What you need to do: Scan the data below for the string "repeat". Show every line where it turns up.

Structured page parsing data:
__________________________________________________

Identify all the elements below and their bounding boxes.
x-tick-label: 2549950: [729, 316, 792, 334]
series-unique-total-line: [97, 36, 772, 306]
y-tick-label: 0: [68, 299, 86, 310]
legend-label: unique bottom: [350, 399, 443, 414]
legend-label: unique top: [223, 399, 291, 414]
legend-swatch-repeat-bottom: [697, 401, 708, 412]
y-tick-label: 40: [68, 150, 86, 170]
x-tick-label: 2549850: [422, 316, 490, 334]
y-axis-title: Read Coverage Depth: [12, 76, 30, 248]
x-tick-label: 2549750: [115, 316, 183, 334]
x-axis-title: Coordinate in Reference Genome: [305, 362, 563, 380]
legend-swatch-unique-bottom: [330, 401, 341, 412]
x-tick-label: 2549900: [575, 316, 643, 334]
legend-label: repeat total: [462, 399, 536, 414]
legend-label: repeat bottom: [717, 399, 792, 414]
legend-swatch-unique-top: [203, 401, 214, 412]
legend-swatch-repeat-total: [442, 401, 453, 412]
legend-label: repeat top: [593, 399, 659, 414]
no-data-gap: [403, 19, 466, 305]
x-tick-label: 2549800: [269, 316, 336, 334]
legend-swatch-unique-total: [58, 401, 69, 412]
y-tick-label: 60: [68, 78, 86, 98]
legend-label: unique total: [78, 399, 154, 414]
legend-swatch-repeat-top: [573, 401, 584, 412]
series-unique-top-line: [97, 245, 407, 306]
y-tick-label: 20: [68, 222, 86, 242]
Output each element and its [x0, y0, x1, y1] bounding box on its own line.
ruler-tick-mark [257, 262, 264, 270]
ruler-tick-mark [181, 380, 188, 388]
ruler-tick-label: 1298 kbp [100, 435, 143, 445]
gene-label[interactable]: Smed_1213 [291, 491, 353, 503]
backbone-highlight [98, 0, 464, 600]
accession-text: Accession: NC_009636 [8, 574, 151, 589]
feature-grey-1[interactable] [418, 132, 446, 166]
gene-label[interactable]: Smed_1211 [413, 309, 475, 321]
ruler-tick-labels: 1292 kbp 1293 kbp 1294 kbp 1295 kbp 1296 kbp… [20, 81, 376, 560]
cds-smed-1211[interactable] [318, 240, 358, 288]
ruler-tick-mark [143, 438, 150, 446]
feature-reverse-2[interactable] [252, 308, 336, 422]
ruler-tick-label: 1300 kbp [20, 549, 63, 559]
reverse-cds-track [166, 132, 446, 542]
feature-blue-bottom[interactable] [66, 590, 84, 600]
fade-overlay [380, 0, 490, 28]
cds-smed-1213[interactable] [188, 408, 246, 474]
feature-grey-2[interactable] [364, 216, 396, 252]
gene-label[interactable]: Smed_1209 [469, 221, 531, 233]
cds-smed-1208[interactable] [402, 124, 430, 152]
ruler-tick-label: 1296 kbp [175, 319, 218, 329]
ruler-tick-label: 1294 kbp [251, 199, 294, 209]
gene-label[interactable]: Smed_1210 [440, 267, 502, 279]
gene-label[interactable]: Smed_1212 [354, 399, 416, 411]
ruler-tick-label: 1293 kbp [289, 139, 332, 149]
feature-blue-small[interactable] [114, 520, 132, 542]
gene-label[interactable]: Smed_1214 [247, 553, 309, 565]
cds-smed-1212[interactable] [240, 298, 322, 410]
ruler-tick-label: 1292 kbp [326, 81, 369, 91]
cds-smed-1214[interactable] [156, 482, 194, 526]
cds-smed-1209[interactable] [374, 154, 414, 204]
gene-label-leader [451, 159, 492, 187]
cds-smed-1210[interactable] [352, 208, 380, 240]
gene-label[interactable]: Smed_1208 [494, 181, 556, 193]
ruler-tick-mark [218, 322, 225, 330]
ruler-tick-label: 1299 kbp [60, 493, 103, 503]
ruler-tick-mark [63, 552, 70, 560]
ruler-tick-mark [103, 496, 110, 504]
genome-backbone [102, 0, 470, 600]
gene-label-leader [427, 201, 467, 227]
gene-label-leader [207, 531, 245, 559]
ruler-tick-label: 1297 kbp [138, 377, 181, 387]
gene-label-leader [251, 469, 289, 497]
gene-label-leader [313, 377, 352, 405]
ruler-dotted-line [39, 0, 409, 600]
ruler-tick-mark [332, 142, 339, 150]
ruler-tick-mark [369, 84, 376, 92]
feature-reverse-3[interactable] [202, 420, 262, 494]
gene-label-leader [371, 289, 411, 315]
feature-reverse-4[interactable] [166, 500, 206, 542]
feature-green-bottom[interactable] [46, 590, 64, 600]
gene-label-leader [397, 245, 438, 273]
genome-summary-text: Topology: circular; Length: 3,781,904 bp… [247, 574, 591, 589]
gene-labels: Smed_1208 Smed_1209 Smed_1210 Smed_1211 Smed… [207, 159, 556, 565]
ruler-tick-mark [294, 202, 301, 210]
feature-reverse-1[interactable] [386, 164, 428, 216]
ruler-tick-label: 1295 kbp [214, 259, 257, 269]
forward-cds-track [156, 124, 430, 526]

__________________________________________________

Task solution:
legend-swatch-repeat-bottom: [697, 401, 708, 412]
legend-label: repeat total: [462, 399, 536, 414]
legend-label: repeat bottom: [717, 399, 792, 414]
legend-swatch-repeat-total: [442, 401, 453, 412]
legend-label: repeat top: [593, 399, 659, 414]
legend-swatch-repeat-top: [573, 401, 584, 412]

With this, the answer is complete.